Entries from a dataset
|---|

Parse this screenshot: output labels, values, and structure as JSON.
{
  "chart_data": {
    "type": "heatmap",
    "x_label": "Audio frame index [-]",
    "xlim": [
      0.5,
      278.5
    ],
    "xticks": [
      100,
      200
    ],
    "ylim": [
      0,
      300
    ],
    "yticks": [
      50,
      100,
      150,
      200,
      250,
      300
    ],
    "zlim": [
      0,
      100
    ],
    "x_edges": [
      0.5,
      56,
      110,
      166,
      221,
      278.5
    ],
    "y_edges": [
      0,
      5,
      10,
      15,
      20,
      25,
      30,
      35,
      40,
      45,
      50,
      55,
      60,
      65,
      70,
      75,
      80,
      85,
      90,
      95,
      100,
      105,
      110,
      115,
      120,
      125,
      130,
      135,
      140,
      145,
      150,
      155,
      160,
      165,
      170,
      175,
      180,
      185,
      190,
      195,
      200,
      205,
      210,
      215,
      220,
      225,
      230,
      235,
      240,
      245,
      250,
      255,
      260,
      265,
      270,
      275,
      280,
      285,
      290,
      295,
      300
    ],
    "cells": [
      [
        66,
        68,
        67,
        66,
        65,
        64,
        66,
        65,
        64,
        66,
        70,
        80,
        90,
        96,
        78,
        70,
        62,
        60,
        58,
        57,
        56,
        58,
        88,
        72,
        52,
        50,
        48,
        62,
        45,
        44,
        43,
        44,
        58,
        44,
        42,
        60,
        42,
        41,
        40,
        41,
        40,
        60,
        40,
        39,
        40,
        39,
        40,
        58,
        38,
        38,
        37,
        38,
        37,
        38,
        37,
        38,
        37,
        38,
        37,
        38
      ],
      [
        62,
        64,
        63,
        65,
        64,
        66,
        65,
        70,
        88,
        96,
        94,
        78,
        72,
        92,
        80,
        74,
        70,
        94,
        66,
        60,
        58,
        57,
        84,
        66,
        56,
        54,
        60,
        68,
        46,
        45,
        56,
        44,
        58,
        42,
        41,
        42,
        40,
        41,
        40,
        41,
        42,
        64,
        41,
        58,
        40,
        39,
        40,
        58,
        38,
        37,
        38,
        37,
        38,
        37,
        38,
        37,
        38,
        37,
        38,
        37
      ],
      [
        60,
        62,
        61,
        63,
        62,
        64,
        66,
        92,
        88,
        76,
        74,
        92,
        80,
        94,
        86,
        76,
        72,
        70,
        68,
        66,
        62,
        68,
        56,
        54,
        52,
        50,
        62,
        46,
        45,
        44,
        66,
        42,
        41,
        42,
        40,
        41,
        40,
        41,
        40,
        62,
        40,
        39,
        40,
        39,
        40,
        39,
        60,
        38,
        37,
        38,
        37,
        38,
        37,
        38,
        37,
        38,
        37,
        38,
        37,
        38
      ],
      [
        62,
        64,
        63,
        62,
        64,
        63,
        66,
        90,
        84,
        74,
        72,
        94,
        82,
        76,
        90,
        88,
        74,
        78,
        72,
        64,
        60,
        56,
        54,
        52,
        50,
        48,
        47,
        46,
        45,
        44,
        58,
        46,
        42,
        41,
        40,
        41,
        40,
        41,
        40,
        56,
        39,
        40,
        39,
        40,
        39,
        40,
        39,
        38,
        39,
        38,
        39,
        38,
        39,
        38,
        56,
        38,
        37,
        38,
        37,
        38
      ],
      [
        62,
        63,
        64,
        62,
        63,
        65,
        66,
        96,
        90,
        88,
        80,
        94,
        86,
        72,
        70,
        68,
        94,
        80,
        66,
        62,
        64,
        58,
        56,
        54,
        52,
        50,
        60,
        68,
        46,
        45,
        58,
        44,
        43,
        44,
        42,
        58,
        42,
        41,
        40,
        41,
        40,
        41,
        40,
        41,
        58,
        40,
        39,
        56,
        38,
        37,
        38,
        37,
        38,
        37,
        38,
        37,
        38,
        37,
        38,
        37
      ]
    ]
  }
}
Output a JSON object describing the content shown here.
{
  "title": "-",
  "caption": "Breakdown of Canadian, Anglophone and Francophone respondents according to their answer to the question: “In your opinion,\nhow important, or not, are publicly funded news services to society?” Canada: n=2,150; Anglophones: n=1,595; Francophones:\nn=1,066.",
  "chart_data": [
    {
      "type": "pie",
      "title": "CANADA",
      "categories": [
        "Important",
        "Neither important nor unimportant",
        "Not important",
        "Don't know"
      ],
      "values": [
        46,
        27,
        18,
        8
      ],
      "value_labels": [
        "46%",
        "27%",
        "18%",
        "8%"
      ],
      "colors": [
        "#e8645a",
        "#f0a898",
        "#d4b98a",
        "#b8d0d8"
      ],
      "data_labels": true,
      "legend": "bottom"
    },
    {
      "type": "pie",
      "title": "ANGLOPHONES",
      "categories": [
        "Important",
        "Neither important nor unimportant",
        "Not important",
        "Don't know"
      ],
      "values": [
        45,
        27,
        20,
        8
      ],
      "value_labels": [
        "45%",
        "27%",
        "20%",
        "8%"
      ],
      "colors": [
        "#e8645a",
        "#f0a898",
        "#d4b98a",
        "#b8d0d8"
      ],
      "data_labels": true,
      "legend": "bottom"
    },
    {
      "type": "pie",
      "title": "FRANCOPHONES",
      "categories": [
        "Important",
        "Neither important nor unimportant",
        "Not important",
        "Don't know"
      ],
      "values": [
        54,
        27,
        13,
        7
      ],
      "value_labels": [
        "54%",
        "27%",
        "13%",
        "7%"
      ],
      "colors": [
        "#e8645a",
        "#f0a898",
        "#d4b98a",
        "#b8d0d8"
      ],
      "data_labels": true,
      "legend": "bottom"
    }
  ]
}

|---|

Exercise brief:
Output the whole listing above again, word for word.

Problem solution:
Parse this screenshot: output labels, values, and structure as JSON.
{
  "chart_data": {
    "type": "heatmap",
    "x_label": "Audio frame index [-]",
    "xlim": [
      0.5,
      278.5
    ],
    "xticks": [
      100,
      200
    ],
    "ylim": [
      0,
      300
    ],
    "yticks": [
      50,
      100,
      150,
      200,
      250,
      300
    ],
    "zlim": [
      0,
      100
    ],
    "x_edges": [
      0.5,
      56,
      110,
      166,
      221,
      278.5
    ],
    "y_edges": [
      0,
      5,
      10,
      15,
      20,
      25,
      30,
      35,
      40,
      45,
      50,
      55,
      60,
      65,
      70,
      75,
      80,
      85,
      90,
      95,
      100,
      105,
      110,
      115,
      120,
      125,
      130,
      135,
      140,
      145,
      150,
      155,
      160,
      165,
      170,
      175,
      180,
      185,
      190,
      195,
      200,
      205,
      210,
      215,
      220,
      225,
      230,
      235,
      240,
      245,
      250,
      255,
      260,
      265,
      270,
      275,
      280,
      285,
      290,
      295,
      300
    ],
    "cells": [
      [
        66,
        68,
        67,
        66,
        65,
        64,
        66,
        65,
        64,
        66,
        70,
        80,
        90,
        96,
        78,
        70,
        62,
        60,
        58,
        57,
        56,
        58,
        88,
        72,
        52,
        50,
        48,
        62,
        45,
        44,
        43,
        44,
        58,
        44,
        42,
        60,
        42,
        41,
        40,
        41,
        40,
        60,
        40,
        39,
        40,
        39,
        40,
        58,
        38,
        38,
        37,
        38,
        37,
        38,
        37,
        38,
        37,
        38,
        37,
        38
      ],
      [
        62,
        64,
        63,
        65,
        64,
        66,
        65,
        70,
        88,
        96,
        94,
        78,
        72,
        92,
        80,
        74,
        70,
        94,
        66,
        60,
        58,
        57,
        84,
        66,
        56,
        54,
        60,
        68,
        46,
        45,
        56,
        44,
        58,
        42,
        41,
        42,
        40,
        41,
        40,
        41,
        42,
        64,
        41,
        58,
        40,
        39,
        40,
        58,
        38,
        37,
        38,
        37,
        38,
        37,
        38,
        37,
        38,
        37,
        38,
        37
      ],
      [
        60,
        62,
        61,
        63,
        62,
        64,
        66,
        92,
        88,
        76,
        74,
        92,
        80,
        94,
        86,
        76,
        72,
        70,
        68,
        66,
        62,
        68,
        56,
        54,
        52,
        50,
        62,
        46,
        45,
        44,
        66,
        42,
        41,
        42,
        40,
        41,
        40,
        41,
        40,
        62,
        40,
        39,
        40,
        39,
        40,
        39,
        60,
        38,
        37,
        38,
        37,
        38,
        37,
        38,
        37,
        38,
        37,
        38,
        37,
        38
      ],
      [
        62,
        64,
        63,
        62,
        64,
        63,
        66,
        90,
        84,
        74,
        72,
        94,
        82,
        76,
        90,
        88,
        74,
        78,
        72,
        64,
        60,
        56,
        54,
        52,
        50,
        48,
        47,
        46,
        45,
        44,
        58,
        46,
        42,
        41,
        40,
        41,
        40,
        41,
        40,
        56,
        39,
        40,
        39,
        40,
        39,
        40,
        39,
        38,
        39,
        38,
        39,
        38,
        39,
        38,
        56,
        38,
        37,
        38,
        37,
        38
      ],
      [
        62,
        63,
        64,
        62,
        63,
        65,
        66,
        96,
        90,
        88,
        80,
        94,
        86,
        72,
        70,
        68,
        94,
        80,
        66,
        62,
        64,
        58,
        56,
        54,
        52,
        50,
        60,
        68,
        46,
        45,
        58,
        44,
        43,
        44,
        42,
        58,
        42,
        41,
        40,
        41,
        40,
        41,
        40,
        41,
        58,
        40,
        39,
        56,
        38,
        37,
        38,
        37,
        38,
        37,
        38,
        37,
        38,
        37,
        38,
        37
      ]
    ]
  }
}
Output a JSON object describing the content shown here.
{
  "title": "-",
  "caption": "Breakdown of Canadian, Anglophone and Francophone respondents according to their answer to the question: “In your opinion,\nhow important, or not, are publicly funded news services to society?” Canada: n=2,150; Anglophones: n=1,595; Francophones:\nn=1,066.",
  "chart_data": [
    {
      "type": "pie",
      "title": "CANADA",
      "categories": [
        "Important",
        "Neither important nor unimportant",
        "Not important",
        "Don't know"
      ],
      "values": [
        46,
        27,
        18,
        8
      ],
      "value_labels": [
        "46%",
        "27%",
        "18%",
        "8%"
      ],
      "colors": [
        "#e8645a",
        "#f0a898",
        "#d4b98a",
        "#b8d0d8"
      ],
      "data_labels": true,
      "legend": "bottom"
    },
    {
      "type": "pie",
      "title": "ANGLOPHONES",
      "categories": [
        "Important",
        "Neither important nor unimportant",
        "Not important",
        "Don't know"
      ],
      "values": [
        45,
        27,
        20,
        8
      ],
      "value_labels": [
        "45%",
        "27%",
        "20%",
        "8%"
      ],
      "colors": [
        "#e8645a",
        "#f0a898",
        "#d4b98a",
        "#b8d0d8"
      ],
      "data_labels": true,
      "legend": "bottom"
    },
    {
      "type": "pie",
      "title": "FRANCOPHONES",
      "categories": [
        "Important",
        "Neither important nor unimportant",
        "Not important",
        "Don't know"
      ],
      "values": [
        54,
        27,
        13,
        7
      ],
      "value_labels": [
        "54%",
        "27%",
        "13%",
        "7%"
      ],
      "colors": [
        "#e8645a",
        "#f0a898",
        "#d4b98a",
        "#b8d0d8"
      ],
      "data_labels": true,
      "legend": "bottom"
    }
  ]
}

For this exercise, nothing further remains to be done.